REQUIREMENT. Keep only the lines of the listing that include the word "esse", and copy them.

(Stored entries)
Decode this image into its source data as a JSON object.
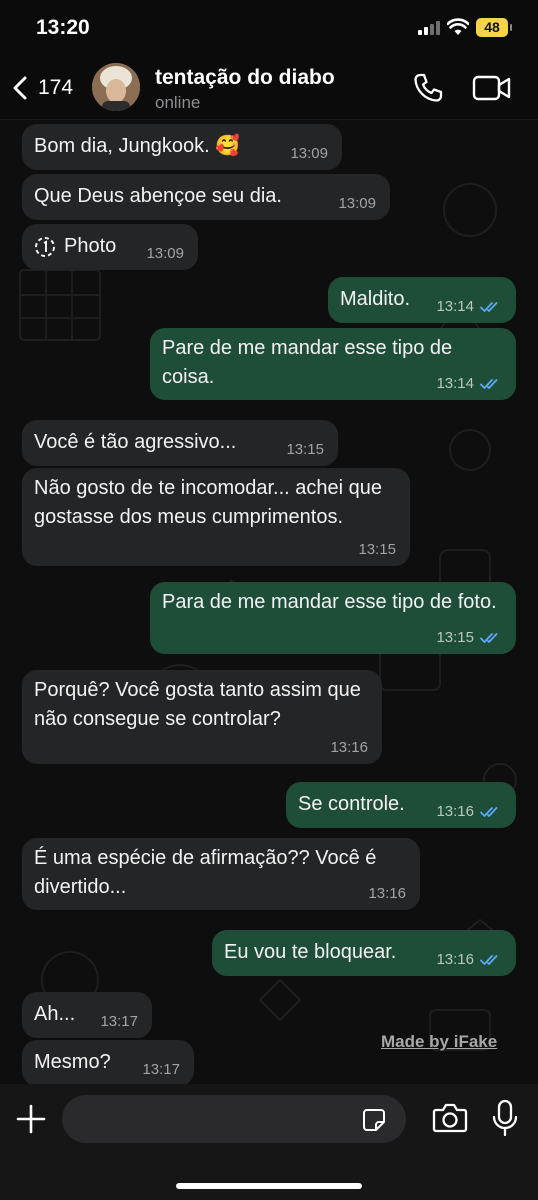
{
  "status_bar": {
    "time": "13:20",
    "battery": "48"
  },
  "header": {
    "back_count": "174",
    "contact_name": "tentação do diabo",
    "contact_status": "online"
  },
  "messages": [
    {
      "dir": "in",
      "text": "Bom dia, Jungkook. 🥰",
      "time": "13:09"
    },
    {
      "dir": "in",
      "text": "Que Deus abençoe seu dia.",
      "time": "13:09"
    },
    {
      "dir": "in",
      "text": "Photo",
      "time": "13:09",
      "icon": "view-once-icon"
    },
    {
      "dir": "out",
      "text": "Maldito.",
      "time": "13:14",
      "read": true
    },
    {
      "dir": "out",
      "text": "Pare de me mandar esse tipo de coisa.",
      "time": "13:14",
      "read": true
    },
    {
      "dir": "in",
      "text": "Você é tão agressivo...",
      "time": "13:15"
    },
    {
      "dir": "in",
      "text": "Não gosto de te incomodar... achei que gostasse dos meus cumprimentos.",
      "time": "13:15"
    },
    {
      "dir": "out",
      "text": "Para de me mandar esse tipo de foto.",
      "time": "13:15",
      "read": true
    },
    {
      "dir": "in",
      "text": "Porquê? Você gosta tanto assim que não consegue se controlar?",
      "time": "13:16"
    },
    {
      "dir": "out",
      "text": "Se controle.",
      "time": "13:16",
      "read": true
    },
    {
      "dir": "in",
      "text": "É uma espécie de afirmação?? Você é divertido...",
      "time": "13:16"
    },
    {
      "dir": "out",
      "text": "Eu vou te bloquear.",
      "time": "13:16",
      "read": true
    },
    {
      "dir": "in",
      "text": "Ah...",
      "time": "13:17"
    },
    {
      "dir": "in",
      "text": "Mesmo?",
      "time": "13:17"
    }
  ],
  "watermark": "Made by iFake",
  "input": {
    "placeholder": "",
    "value": ""
  },
  "colors": {
    "incoming_bubble": "#242526",
    "outgoing_bubble": "#1f4e38",
    "read_ticks": "#5aa9f5",
    "background": "#0b0b0b"
  },
  "icons": [
    "back-chevron-icon",
    "phone-icon",
    "video-camera-icon",
    "plus-icon",
    "sticker-icon",
    "camera-icon",
    "microphone-icon",
    "view-once-icon",
    "double-check-icon"
  ]
}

FINISHED TASK.
      "text": "Pare de me mandar esse tipo de coisa.",
      "text": "Para de me mandar esse tipo de foto.",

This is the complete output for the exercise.